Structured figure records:
....................

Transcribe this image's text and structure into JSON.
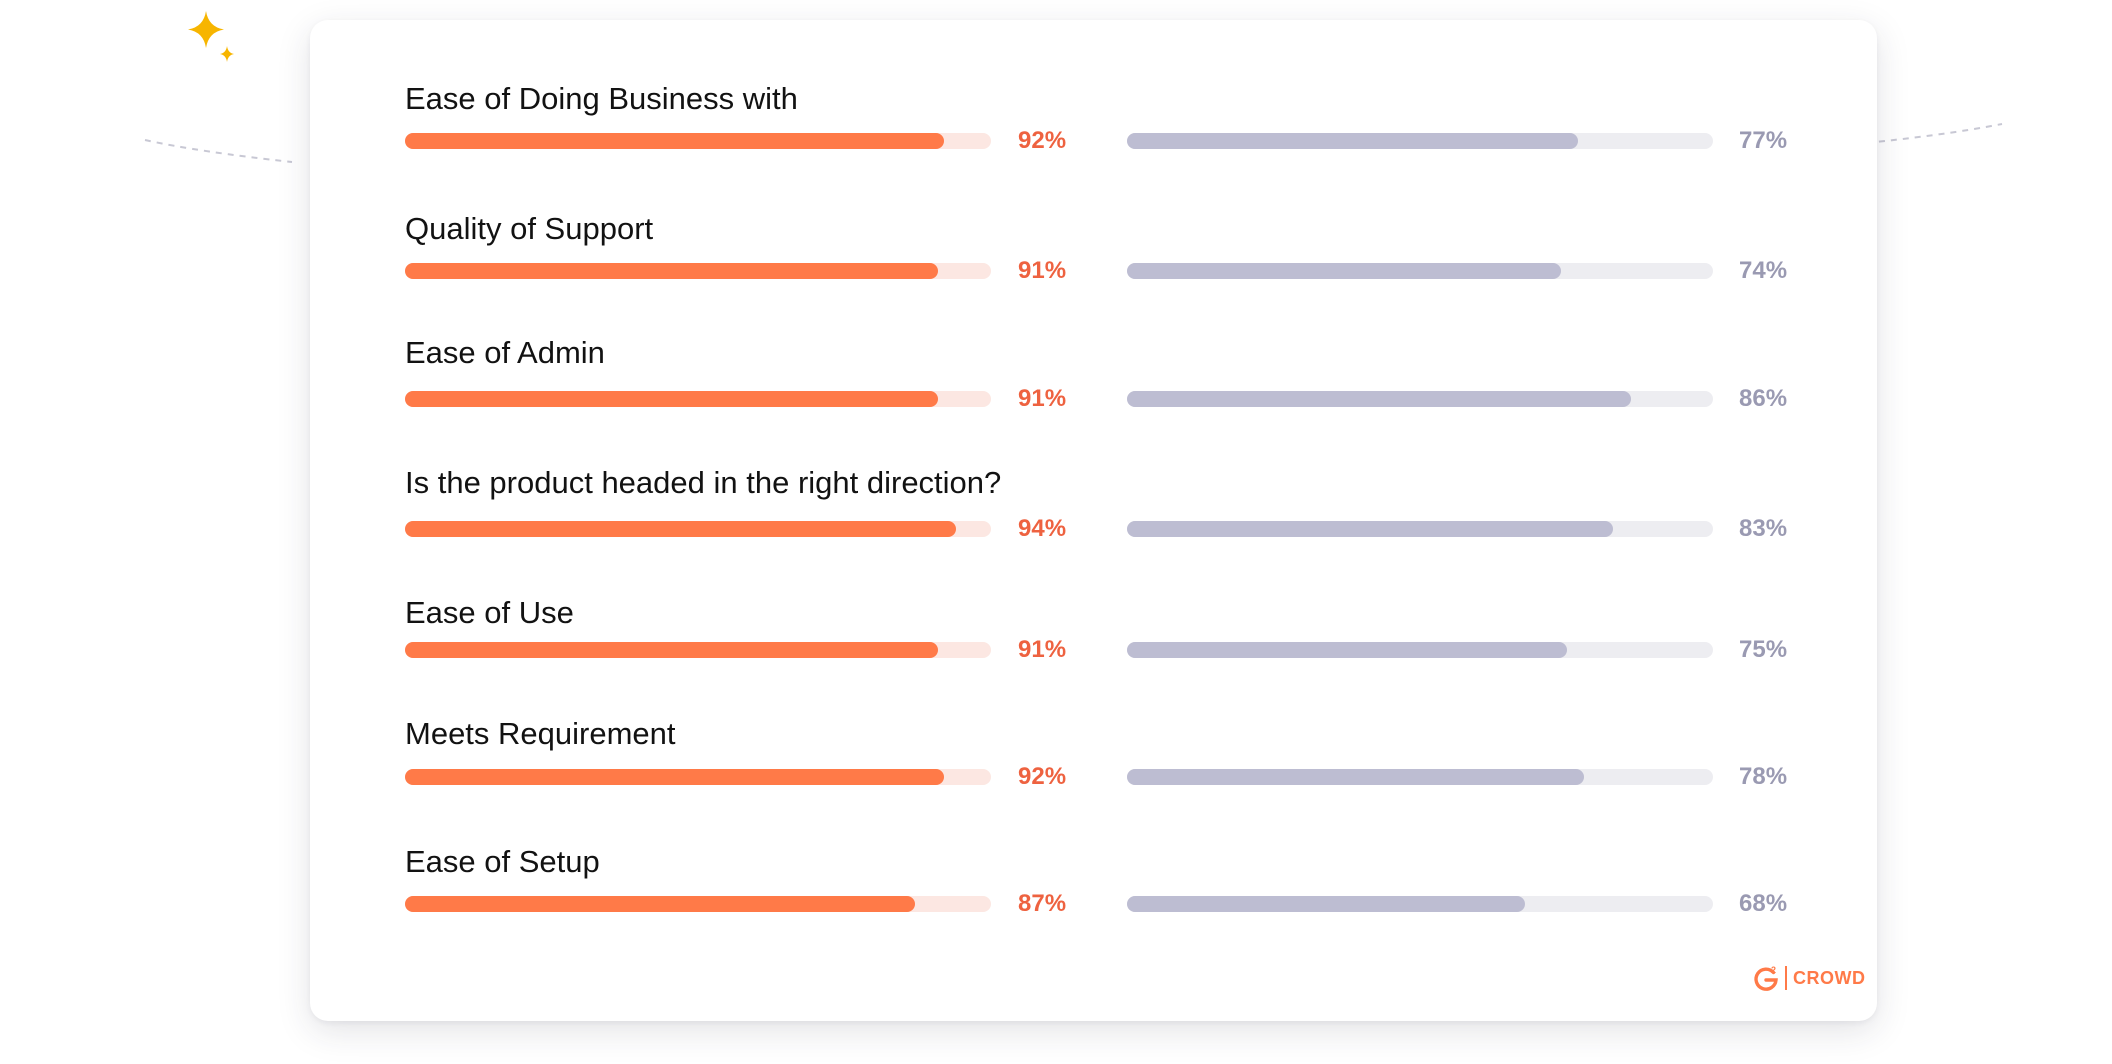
{
  "chart_data": {
    "type": "bar",
    "orientation": "horizontal",
    "value_unit": "%",
    "xlim": [
      0,
      100
    ],
    "categories": [
      "Ease of Doing Business with",
      "Quality of Support",
      "Ease of Admin",
      "Is the product headed in the right direction?",
      "Ease of Use",
      "Meets Requirement",
      "Ease of Setup"
    ],
    "series": [
      {
        "color": "#ff7a48",
        "track_color": "#fce7e2",
        "label_color": "#ee6240",
        "values": [
          92,
          91,
          91,
          94,
          91,
          92,
          87
        ],
        "labels": [
          "92%",
          "91%",
          "91%",
          "94%",
          "91%",
          "92%",
          "87%"
        ]
      },
      {
        "color": "#bdbdd2",
        "track_color": "#ededf1",
        "label_color": "#9a9ab2",
        "values": [
          77,
          74,
          86,
          83,
          75,
          78,
          68
        ],
        "labels": [
          "77%",
          "74%",
          "86%",
          "83%",
          "75%",
          "78%",
          "68%"
        ]
      }
    ],
    "grid": false,
    "legend": "none"
  },
  "decorations": {
    "sparkle_icon": "sparkle-icon",
    "sparkle_color": "#f7b500",
    "dashed_arc_color": "#c8c8d4"
  },
  "brand": {
    "logo_icon": "g2-logo-icon",
    "text": "CROWD",
    "color": "#ff7a48"
  }
}
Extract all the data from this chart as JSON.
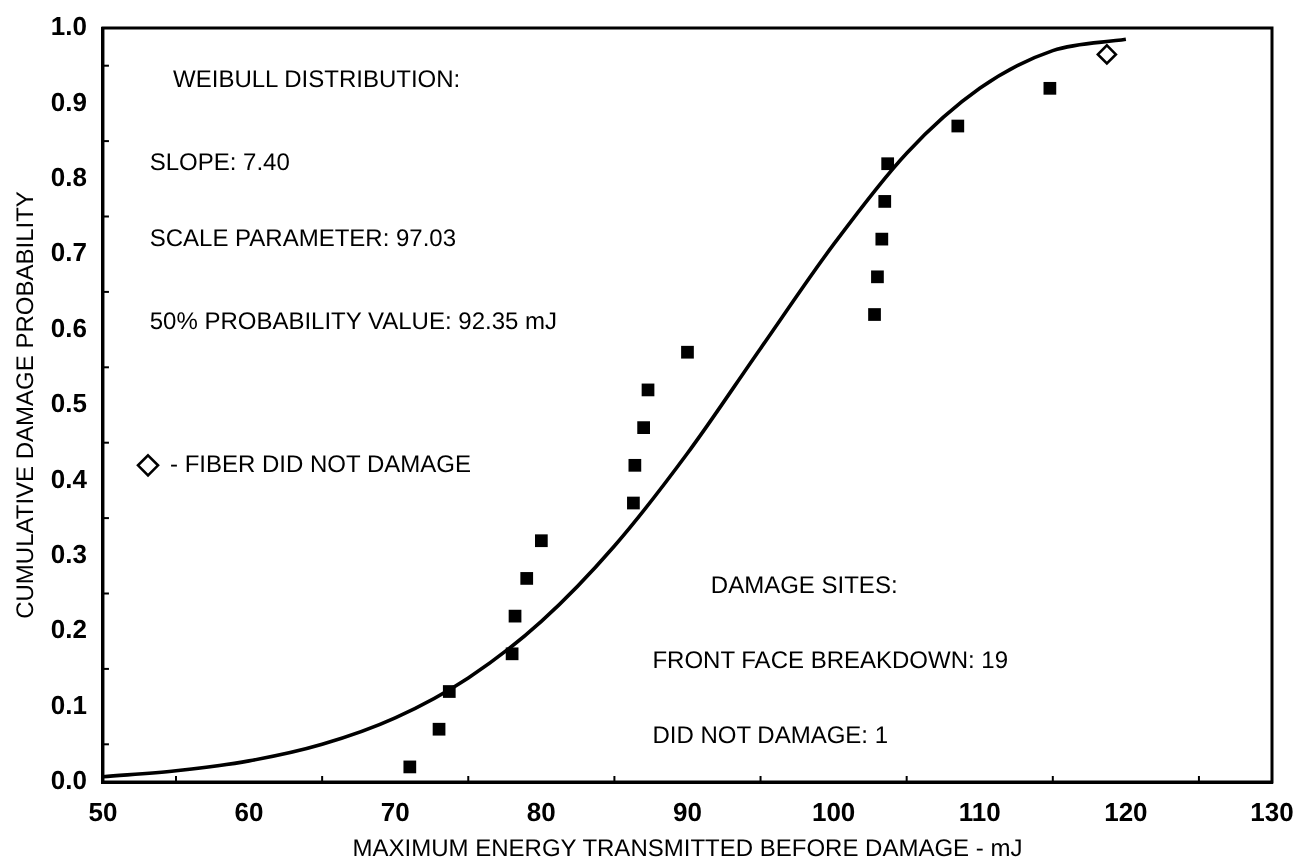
{
  "chart_data": {
    "type": "scatter",
    "xlabel": "MAXIMUM ENERGY TRANSMITTED BEFORE DAMAGE - mJ",
    "ylabel": "CUMULATIVE DAMAGE PROBABILITY",
    "xlim": [
      50,
      130
    ],
    "xticks": [
      50,
      60,
      70,
      80,
      90,
      100,
      110,
      120,
      130
    ],
    "ylim": [
      0,
      1
    ],
    "yticks": [
      {
        "value": 0,
        "label": "0.0"
      },
      {
        "value": 0.1,
        "label": "0.1"
      },
      {
        "value": 0.2,
        "label": "0.2"
      },
      {
        "value": 0.3,
        "label": "0.3"
      },
      {
        "value": 0.4,
        "label": "0.4"
      },
      {
        "value": 0.5,
        "label": "0.5"
      },
      {
        "value": 0.6,
        "label": "0.6"
      },
      {
        "value": 0.7,
        "label": "0.7"
      },
      {
        "value": 0.8,
        "label": "0.8"
      },
      {
        "value": 0.9,
        "label": "0.9"
      },
      {
        "value": 1,
        "label": "1.0"
      }
    ],
    "grid": false,
    "legend": "left",
    "series": [
      {
        "type": "line",
        "color": "#000000",
        "marker": "none",
        "x": [
          50,
          55,
          60,
          65,
          70,
          75,
          80,
          85,
          90,
          95,
          100,
          105,
          110,
          115,
          120
        ],
        "values": [
          0.007,
          0.015,
          0.028,
          0.05,
          0.085,
          0.138,
          0.213,
          0.313,
          0.436,
          0.575,
          0.713,
          0.834,
          0.92,
          0.97,
          0.985
        ]
      },
      {
        "type": "scatter",
        "color": "#000000",
        "marker": "square",
        "x": [
          71,
          73,
          73.7,
          78,
          78.2,
          79,
          80,
          86.3,
          86.4,
          87,
          87.3,
          90,
          102.8,
          103,
          103.3,
          103.5,
          103.7,
          108.5,
          114.8
        ],
        "values": [
          0.02,
          0.07,
          0.12,
          0.17,
          0.22,
          0.27,
          0.32,
          0.37,
          0.42,
          0.47,
          0.52,
          0.57,
          0.62,
          0.67,
          0.72,
          0.77,
          0.82,
          0.87,
          0.92
        ]
      },
      {
        "type": "scatter",
        "name": "- FIBER DID NOT DAMAGE",
        "color": "#000000",
        "marker": "diamond",
        "x": [
          118.7
        ],
        "values": [
          0.965
        ]
      }
    ],
    "annotations": [
      "WEIBULL DISTRIBUTION:",
      "SLOPE: 7.40",
      "SCALE PARAMETER: 97.03",
      "50% PROBABILITY VALUE: 92.35 mJ",
      "DAMAGE SITES:",
      "FRONT FACE BREAKDOWN: 19",
      "DID NOT DAMAGE: 1"
    ]
  }
}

....................

TASK REQUIREMENTS: Give the number of lines in the records that contain the string "this", and nothing besides.

TASK ANSWER: 2